§ Given records:

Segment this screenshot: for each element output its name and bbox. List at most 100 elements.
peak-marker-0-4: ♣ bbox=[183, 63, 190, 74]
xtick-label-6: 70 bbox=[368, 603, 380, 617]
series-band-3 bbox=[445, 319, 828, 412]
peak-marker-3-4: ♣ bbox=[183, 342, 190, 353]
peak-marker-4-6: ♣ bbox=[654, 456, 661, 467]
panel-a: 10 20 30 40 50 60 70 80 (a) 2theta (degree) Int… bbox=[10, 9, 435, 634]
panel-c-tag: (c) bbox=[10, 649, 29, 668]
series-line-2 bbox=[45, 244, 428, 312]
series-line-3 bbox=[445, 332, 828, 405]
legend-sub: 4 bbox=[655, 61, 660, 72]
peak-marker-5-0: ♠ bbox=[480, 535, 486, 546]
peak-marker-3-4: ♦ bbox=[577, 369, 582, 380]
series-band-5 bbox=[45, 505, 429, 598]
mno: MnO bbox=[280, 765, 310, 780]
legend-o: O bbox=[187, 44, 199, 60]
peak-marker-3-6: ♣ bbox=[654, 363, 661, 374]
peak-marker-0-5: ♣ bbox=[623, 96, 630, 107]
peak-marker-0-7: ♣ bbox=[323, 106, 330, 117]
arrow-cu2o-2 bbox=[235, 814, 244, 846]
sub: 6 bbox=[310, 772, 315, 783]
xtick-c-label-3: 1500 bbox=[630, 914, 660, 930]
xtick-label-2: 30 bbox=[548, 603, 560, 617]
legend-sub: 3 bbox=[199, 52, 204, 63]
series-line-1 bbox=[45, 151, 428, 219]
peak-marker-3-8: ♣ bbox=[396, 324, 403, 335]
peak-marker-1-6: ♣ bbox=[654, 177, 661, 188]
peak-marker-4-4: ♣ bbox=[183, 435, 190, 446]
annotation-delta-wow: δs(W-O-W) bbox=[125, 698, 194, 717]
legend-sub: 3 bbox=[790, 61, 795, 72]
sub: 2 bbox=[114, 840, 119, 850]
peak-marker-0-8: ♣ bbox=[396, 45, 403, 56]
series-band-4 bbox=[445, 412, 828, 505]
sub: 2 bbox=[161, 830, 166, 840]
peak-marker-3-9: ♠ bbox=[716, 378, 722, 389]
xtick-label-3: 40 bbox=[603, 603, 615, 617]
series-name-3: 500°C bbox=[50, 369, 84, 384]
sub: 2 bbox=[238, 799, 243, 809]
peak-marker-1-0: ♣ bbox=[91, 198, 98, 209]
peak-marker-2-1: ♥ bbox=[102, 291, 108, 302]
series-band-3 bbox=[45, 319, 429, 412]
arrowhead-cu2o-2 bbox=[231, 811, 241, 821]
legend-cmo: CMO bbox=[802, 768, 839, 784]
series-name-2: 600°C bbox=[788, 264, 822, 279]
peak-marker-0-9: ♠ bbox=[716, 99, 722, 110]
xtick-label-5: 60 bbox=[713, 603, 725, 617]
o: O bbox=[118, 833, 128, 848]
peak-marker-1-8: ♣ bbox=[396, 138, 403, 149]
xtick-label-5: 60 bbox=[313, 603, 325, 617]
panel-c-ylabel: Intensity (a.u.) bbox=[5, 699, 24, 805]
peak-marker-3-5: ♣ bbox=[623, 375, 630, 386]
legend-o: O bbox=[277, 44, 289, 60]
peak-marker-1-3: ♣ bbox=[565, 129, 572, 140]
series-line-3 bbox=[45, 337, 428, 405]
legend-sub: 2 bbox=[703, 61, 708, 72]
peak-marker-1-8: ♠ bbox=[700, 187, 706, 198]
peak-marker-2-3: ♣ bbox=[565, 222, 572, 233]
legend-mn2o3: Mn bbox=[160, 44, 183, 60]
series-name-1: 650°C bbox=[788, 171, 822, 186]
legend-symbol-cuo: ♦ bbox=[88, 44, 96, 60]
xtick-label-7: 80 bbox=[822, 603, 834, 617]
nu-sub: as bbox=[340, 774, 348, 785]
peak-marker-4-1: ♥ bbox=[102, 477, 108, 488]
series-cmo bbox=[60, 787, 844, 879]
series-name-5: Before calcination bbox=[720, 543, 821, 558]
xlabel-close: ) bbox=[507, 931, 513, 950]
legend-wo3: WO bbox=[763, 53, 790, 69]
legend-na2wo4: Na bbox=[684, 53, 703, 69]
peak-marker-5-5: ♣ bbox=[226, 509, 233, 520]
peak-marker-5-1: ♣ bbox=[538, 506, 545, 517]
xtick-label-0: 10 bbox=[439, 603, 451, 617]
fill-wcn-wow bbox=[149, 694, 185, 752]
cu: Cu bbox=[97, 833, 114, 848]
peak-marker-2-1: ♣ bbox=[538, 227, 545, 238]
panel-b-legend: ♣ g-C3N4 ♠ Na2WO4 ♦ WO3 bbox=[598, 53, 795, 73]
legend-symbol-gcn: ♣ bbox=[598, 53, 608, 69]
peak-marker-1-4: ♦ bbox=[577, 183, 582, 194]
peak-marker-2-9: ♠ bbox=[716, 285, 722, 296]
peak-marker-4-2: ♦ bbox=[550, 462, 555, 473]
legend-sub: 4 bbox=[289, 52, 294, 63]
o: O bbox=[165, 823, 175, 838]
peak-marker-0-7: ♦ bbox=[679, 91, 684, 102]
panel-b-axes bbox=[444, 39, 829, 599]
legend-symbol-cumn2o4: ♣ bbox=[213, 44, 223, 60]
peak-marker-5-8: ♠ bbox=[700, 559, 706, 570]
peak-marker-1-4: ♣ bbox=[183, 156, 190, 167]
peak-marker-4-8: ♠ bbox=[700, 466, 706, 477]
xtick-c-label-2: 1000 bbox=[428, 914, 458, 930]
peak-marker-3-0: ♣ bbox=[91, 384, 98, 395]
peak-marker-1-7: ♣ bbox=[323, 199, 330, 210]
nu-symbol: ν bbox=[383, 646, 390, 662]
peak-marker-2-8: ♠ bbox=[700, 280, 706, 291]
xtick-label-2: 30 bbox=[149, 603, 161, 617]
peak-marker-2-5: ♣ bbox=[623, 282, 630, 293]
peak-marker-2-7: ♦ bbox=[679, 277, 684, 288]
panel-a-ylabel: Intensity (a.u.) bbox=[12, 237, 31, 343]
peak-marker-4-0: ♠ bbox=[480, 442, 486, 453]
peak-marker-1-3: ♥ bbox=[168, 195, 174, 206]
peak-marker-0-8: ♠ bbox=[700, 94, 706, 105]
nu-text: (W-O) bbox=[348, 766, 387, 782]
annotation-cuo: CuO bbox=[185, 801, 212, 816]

§ To do: Format each line of the rows above as a Markdown table with the columns No. and Line, numbering the lines in order and skipping any blank ones.

§ Finished answer:
| No. | Line |
|---|---|
| 1 | Segment this screenshot: for each element output its name and bbox. List at most 100 elements. |
| 2 | peak-marker-0-4: ♣ bbox=[183, 63, 190, 74] |
| 3 | xtick-label-6: 70 bbox=[368, 603, 380, 617] |
| 4 | series-band-3 bbox=[445, 319, 828, 412] |
| 5 | peak-marker-3-4: ♣ bbox=[183, 342, 190, 353] |
| 6 | peak-marker-4-6: ♣ bbox=[654, 456, 661, 467] |
| 7 | panel-a: 10 20 30 40 50 60 70 80 (a) 2theta (degree) Int… bbox=[10, 9, 435, 634] |
| 8 | panel-c-tag: (c) bbox=[10, 649, 29, 668] |
| 9 | series-line-2 bbox=[45, 244, 428, 312] |
| 10 | series-line-3 bbox=[445, 332, 828, 405] |
| 11 | legend-sub: 4 bbox=[655, 61, 660, 72] |
| 12 | peak-marker-5-0: ♠ bbox=[480, 535, 486, 546] |
| 13 | peak-marker-3-4: ♦ bbox=[577, 369, 582, 380] |
| 14 | series-band-5 bbox=[45, 505, 429, 598] |
| 15 | mno: MnO bbox=[280, 765, 310, 780] |
| 16 | legend-o: O bbox=[187, 44, 199, 60] |
| 17 | peak-marker-3-6: ♣ bbox=[654, 363, 661, 374] |
| 18 | peak-marker-0-5: ♣ bbox=[623, 96, 630, 107] |
| 19 | peak-marker-0-7: ♣ bbox=[323, 106, 330, 117] |
| 20 | arrow-cu2o-2 bbox=[235, 814, 244, 846] |
| 21 | sub: 6 bbox=[310, 772, 315, 783] |
| 22 | xtick-c-label-3: 1500 bbox=[630, 914, 660, 930] |
| 23 | xtick-label-2: 30 bbox=[548, 603, 560, 617] |
| 24 | legend-sub: 3 bbox=[199, 52, 204, 63] |
| 25 | series-line-1 bbox=[45, 151, 428, 219] |
| 26 | peak-marker-3-8: ♣ bbox=[396, 324, 403, 335] |
| 27 | peak-marker-1-6: ♣ bbox=[654, 177, 661, 188] |
| 28 | peak-marker-4-4: ♣ bbox=[183, 435, 190, 446] |
| 29 | annotation-delta-wow: δs(W-O-W) bbox=[125, 698, 194, 717] |
| 30 | legend-sub: 3 bbox=[790, 61, 795, 72] |
| 31 | sub: 2 bbox=[114, 840, 119, 850] |
| 32 | peak-marker-0-8: ♣ bbox=[396, 45, 403, 56] |
| 33 | series-band-4 bbox=[445, 412, 828, 505] |
| 34 | sub: 2 bbox=[161, 830, 166, 840] |
| 35 | peak-marker-3-9: ♠ bbox=[716, 378, 722, 389] |
| 36 | xtick-label-3: 40 bbox=[603, 603, 615, 617] |
| 37 | series-name-3: 500°C bbox=[50, 369, 84, 384] |
| 38 | sub: 2 bbox=[238, 799, 243, 809] |
| 39 | peak-marker-1-0: ♣ bbox=[91, 198, 98, 209] |
| 40 | peak-marker-2-1: ♥ bbox=[102, 291, 108, 302] |
| 41 | series-band-3 bbox=[45, 319, 429, 412] |
| 42 | arrowhead-cu2o-2 bbox=[231, 811, 241, 821] |
| 43 | legend-cmo: CMO bbox=[802, 768, 839, 784] |
| 44 | series-name-2: 600°C bbox=[788, 264, 822, 279] |
| 45 | peak-marker-0-9: ♠ bbox=[716, 99, 722, 110] |
| 46 | xtick-label-5: 60 bbox=[713, 603, 725, 617] |
| 47 | o: O bbox=[118, 833, 128, 848] |
| 48 | peak-marker-1-8: ♣ bbox=[396, 138, 403, 149] |
| 49 | xtick-label-5: 60 bbox=[313, 603, 325, 617] |
| 50 | panel-c-ylabel: Intensity (a.u.) bbox=[5, 699, 24, 805] |
| 51 | peak-marker-3-5: ♣ bbox=[623, 375, 630, 386] |
| 52 | legend-o: O bbox=[277, 44, 289, 60] |
| 53 | peak-marker-1-3: ♣ bbox=[565, 129, 572, 140] |
| 54 | series-line-3 bbox=[45, 337, 428, 405] |
| 55 | legend-sub: 2 bbox=[703, 61, 708, 72] |
| 56 | peak-marker-1-8: ♠ bbox=[700, 187, 706, 198] |
| 57 | peak-marker-2-3: ♣ bbox=[565, 222, 572, 233] |
| 58 | legend-mn2o3: Mn bbox=[160, 44, 183, 60] |
| 59 | series-name-1: 650°C bbox=[788, 171, 822, 186] |
| 60 | legend-symbol-cuo: ♦ bbox=[88, 44, 96, 60] |
| 61 | xtick-label-7: 80 bbox=[822, 603, 834, 617] |
| 62 | nu-sub: as bbox=[340, 774, 348, 785] |
| 63 | peak-marker-4-1: ♥ bbox=[102, 477, 108, 488] |
| 64 | series-cmo bbox=[60, 787, 844, 879] |
| 65 | series-name-5: Before calcination bbox=[720, 543, 821, 558] |
| 66 | xlabel-close: ) bbox=[507, 931, 513, 950] |
| 67 | legend-wo3: WO bbox=[763, 53, 790, 69] |
| 68 | legend-na2wo4: Na bbox=[684, 53, 703, 69] |
| 69 | peak-marker-5-5: ♣ bbox=[226, 509, 233, 520] |
| 70 | peak-marker-5-1: ♣ bbox=[538, 506, 545, 517] |
| 71 | xtick-label-0: 10 bbox=[439, 603, 451, 617] |
| 72 | fill-wcn-wow bbox=[149, 694, 185, 752] |
| 73 | cu: Cu bbox=[97, 833, 114, 848] |
| 74 | peak-marker-2-1: ♣ bbox=[538, 227, 545, 238] |
| 75 | panel-b-legend: ♣ g-C3N4 ♠ Na2WO4 ♦ WO3 bbox=[598, 53, 795, 73] |
| 76 | legend-symbol-gcn: ♣ bbox=[598, 53, 608, 69] |
| 77 | peak-marker-1-4: ♦ bbox=[577, 183, 582, 194] |
| 78 | peak-marker-2-9: ♠ bbox=[716, 285, 722, 296] |
| 79 | peak-marker-4-2: ♦ bbox=[550, 462, 555, 473] |
| 80 | legend-sub: 4 bbox=[289, 52, 294, 63] |
| 81 | o: O bbox=[165, 823, 175, 838] |
| 82 | peak-marker-0-7: ♦ bbox=[679, 91, 684, 102] |
| 83 | panel-b-axes bbox=[444, 39, 829, 599] |
| 84 | legend-symbol-cumn2o4: ♣ bbox=[213, 44, 223, 60] |
| 85 | peak-marker-5-8: ♠ bbox=[700, 559, 706, 570] |
| 86 | peak-marker-1-4: ♣ bbox=[183, 156, 190, 167] |
| 87 | peak-marker-4-8: ♠ bbox=[700, 466, 706, 477] |
| 88 | xtick-c-label-2: 1000 bbox=[428, 914, 458, 930] |
| 89 | peak-marker-3-0: ♣ bbox=[91, 384, 98, 395] |
| 90 | peak-marker-1-7: ♣ bbox=[323, 199, 330, 210] |
| 91 | nu-symbol: ν bbox=[383, 646, 390, 662] |
| 92 | peak-marker-2-8: ♠ bbox=[700, 280, 706, 291] |
| 93 | xtick-label-2: 30 bbox=[149, 603, 161, 617] |
| 94 | peak-marker-2-5: ♣ bbox=[623, 282, 630, 293] |
| 95 | peak-marker-2-7: ♦ bbox=[679, 277, 684, 288] |
| 96 | panel-a-ylabel: Intensity (a.u.) bbox=[12, 237, 31, 343] |
| 97 | peak-marker-4-0: ♠ bbox=[480, 442, 486, 453] |
| 98 | peak-marker-1-3: ♥ bbox=[168, 195, 174, 206] |
| 99 | peak-marker-0-8: ♠ bbox=[700, 94, 706, 105] |
| 100 | nu-text: (W-O) bbox=[348, 766, 387, 782] |
| 101 | annotation-cuo: CuO bbox=[185, 801, 212, 816] |